— BEGIN Exercise input —

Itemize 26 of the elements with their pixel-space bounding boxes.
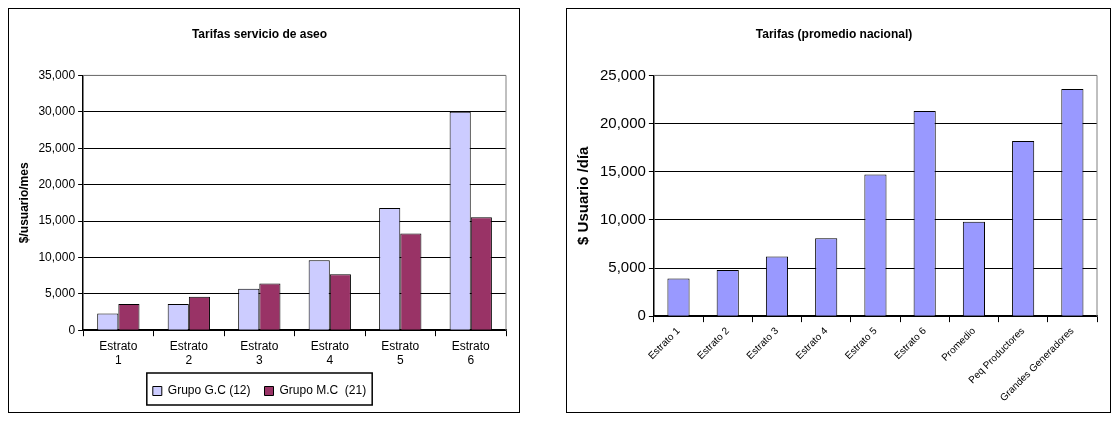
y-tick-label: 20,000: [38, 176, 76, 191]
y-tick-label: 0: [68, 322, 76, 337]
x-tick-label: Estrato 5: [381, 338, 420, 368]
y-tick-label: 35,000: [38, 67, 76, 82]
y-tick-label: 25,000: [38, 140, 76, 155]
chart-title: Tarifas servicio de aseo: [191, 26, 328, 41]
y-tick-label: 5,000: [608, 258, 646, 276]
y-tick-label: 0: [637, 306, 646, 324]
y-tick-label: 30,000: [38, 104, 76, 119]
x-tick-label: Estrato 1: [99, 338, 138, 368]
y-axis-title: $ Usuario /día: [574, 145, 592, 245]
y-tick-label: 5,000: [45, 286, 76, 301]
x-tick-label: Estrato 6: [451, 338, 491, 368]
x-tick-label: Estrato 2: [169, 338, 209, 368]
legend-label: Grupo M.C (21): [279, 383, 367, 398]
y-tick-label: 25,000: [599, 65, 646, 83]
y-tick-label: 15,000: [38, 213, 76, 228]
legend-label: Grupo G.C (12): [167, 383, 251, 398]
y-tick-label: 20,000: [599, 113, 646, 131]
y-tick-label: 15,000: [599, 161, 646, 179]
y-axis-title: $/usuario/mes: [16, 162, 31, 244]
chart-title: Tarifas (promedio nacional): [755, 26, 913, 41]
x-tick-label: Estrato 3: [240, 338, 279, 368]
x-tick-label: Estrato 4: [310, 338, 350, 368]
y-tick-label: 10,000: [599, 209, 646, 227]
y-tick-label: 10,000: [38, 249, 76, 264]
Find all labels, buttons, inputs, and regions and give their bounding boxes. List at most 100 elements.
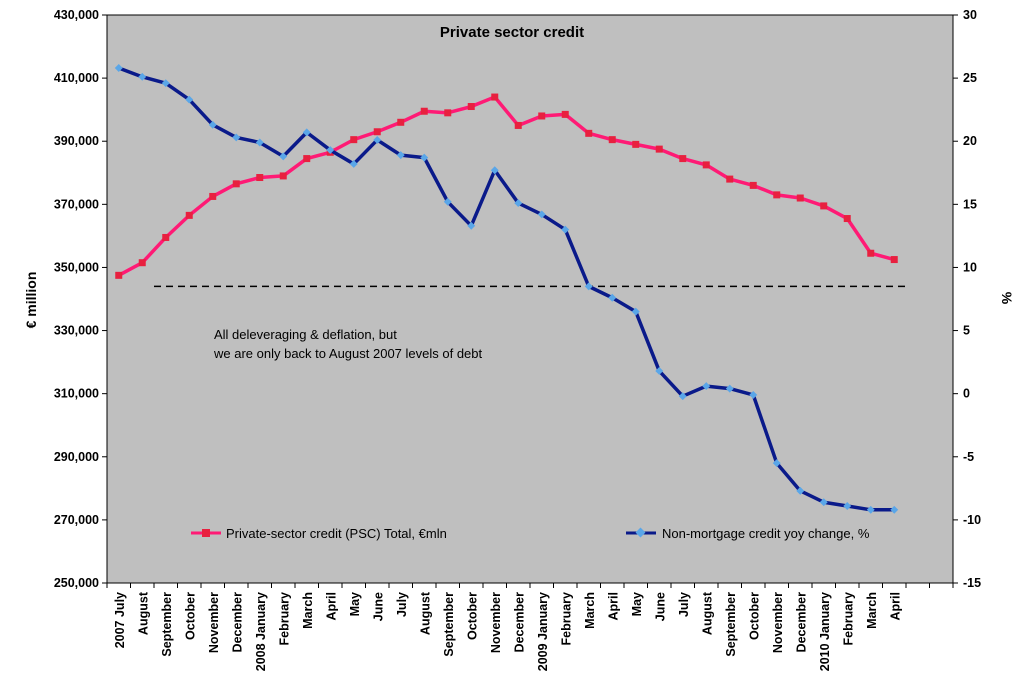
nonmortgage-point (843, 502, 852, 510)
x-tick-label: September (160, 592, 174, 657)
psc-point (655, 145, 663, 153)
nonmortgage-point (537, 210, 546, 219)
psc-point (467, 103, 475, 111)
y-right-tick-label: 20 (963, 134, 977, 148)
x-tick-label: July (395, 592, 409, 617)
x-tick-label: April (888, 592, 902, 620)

— END Exercise input —

## Request
Rewrite only the data from the line with "y-tick-label: 20,000: [38, 176, 76, 191]" up to and including the line with "chart-title: Tarifas servicio", changing each "y-tick-label" to "y-axis-tick" and leaving everything else unchanged.

## Result for this task
y-axis-tick: 20,000: [38, 176, 76, 191]
y-axis-tick: 0: [68, 322, 76, 337]
x-tick-label: Estrato 5: [381, 338, 420, 368]
y-axis-tick: 35,000: [38, 67, 76, 82]
y-axis-tick: 25,000: [38, 140, 76, 155]
chart-title: Tarifas servicio de aseo: [191, 26, 328, 41]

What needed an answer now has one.